***** Records for this task
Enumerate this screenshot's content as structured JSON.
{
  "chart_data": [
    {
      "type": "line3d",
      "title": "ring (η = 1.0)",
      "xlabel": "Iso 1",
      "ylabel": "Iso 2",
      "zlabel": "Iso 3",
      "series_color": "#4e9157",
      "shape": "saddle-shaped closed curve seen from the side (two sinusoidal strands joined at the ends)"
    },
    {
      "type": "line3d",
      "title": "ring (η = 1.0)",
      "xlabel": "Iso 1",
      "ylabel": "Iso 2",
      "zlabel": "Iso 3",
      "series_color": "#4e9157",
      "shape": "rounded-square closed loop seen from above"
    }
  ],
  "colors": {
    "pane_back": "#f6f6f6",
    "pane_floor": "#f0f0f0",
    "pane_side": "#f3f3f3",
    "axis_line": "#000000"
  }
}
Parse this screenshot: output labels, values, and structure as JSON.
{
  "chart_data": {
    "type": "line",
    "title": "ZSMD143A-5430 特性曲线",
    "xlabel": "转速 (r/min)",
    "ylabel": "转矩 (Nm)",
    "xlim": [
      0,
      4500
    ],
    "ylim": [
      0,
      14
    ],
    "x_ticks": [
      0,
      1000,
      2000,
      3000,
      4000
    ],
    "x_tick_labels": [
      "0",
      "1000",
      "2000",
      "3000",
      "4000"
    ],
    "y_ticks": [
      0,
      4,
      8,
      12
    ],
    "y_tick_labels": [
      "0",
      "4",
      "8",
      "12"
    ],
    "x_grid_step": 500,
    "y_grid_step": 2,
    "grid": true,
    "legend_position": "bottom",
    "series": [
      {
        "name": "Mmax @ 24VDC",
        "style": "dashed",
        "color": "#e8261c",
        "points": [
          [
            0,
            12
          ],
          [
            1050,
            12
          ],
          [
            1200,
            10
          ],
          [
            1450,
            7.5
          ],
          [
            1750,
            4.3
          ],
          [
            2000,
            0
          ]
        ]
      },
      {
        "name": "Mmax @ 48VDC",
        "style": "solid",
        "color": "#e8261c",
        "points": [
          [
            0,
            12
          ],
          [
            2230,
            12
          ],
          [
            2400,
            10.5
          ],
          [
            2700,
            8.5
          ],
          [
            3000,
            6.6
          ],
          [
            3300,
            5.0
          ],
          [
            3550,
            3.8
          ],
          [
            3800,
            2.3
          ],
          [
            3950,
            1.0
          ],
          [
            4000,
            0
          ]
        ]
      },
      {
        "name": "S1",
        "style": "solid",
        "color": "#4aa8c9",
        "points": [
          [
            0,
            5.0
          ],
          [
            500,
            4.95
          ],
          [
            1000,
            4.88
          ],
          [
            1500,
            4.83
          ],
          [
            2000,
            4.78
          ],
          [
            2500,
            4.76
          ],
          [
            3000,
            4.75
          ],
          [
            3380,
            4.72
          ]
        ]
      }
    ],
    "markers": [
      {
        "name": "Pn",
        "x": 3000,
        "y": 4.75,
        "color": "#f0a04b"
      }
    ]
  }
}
**********
* _Given exercise_: Could you transcribe the records in full, exactly?

* _Problem solution_:
Enumerate this screenshot's content as structured JSON.
{
  "chart_data": [
    {
      "type": "line3d",
      "title": "ring (η = 1.0)",
      "xlabel": "Iso 1",
      "ylabel": "Iso 2",
      "zlabel": "Iso 3",
      "series_color": "#4e9157",
      "shape": "saddle-shaped closed curve seen from the side (two sinusoidal strands joined at the ends)"
    },
    {
      "type": "line3d",
      "title": "ring (η = 1.0)",
      "xlabel": "Iso 1",
      "ylabel": "Iso 2",
      "zlabel": "Iso 3",
      "series_color": "#4e9157",
      "shape": "rounded-square closed loop seen from above"
    }
  ],
  "colors": {
    "pane_back": "#f6f6f6",
    "pane_floor": "#f0f0f0",
    "pane_side": "#f3f3f3",
    "axis_line": "#000000"
  }
}
Parse this screenshot: output labels, values, and structure as JSON.
{
  "chart_data": {
    "type": "line",
    "title": "ZSMD143A-5430 特性曲线",
    "xlabel": "转速 (r/min)",
    "ylabel": "转矩 (Nm)",
    "xlim": [
      0,
      4500
    ],
    "ylim": [
      0,
      14
    ],
    "x_ticks": [
      0,
      1000,
      2000,
      3000,
      4000
    ],
    "x_tick_labels": [
      "0",
      "1000",
      "2000",
      "3000",
      "4000"
    ],
    "y_ticks": [
      0,
      4,
      8,
      12
    ],
    "y_tick_labels": [
      "0",
      "4",
      "8",
      "12"
    ],
    "x_grid_step": 500,
    "y_grid_step": 2,
    "grid": true,
    "legend_position": "bottom",
    "series": [
      {
        "name": "Mmax @ 24VDC",
        "style": "dashed",
        "color": "#e8261c",
        "points": [
          [
            0,
            12
          ],
          [
            1050,
            12
          ],
          [
            1200,
            10
          ],
          [
            1450,
            7.5
          ],
          [
            1750,
            4.3
          ],
          [
            2000,
            0
          ]
        ]
      },
      {
        "name": "Mmax @ 48VDC",
        "style": "solid",
        "color": "#e8261c",
        "points": [
          [
            0,
            12
          ],
          [
            2230,
            12
          ],
          [
            2400,
            10.5
          ],
          [
            2700,
            8.5
          ],
          [
            3000,
            6.6
          ],
          [
            3300,
            5.0
          ],
          [
            3550,
            3.8
          ],
          [
            3800,
            2.3
          ],
          [
            3950,
            1.0
          ],
          [
            4000,
            0
          ]
        ]
      },
      {
        "name": "S1",
        "style": "solid",
        "color": "#4aa8c9",
        "points": [
          [
            0,
            5.0
          ],
          [
            500,
            4.95
          ],
          [
            1000,
            4.88
          ],
          [
            1500,
            4.83
          ],
          [
            2000,
            4.78
          ],
          [
            2500,
            4.76
          ],
          [
            3000,
            4.75
          ],
          [
            3380,
            4.72
          ]
        ]
      }
    ],
    "markers": [
      {
        "name": "Pn",
        "x": 3000,
        "y": 4.75,
        "color": "#f0a04b"
      }
    ]
  }
}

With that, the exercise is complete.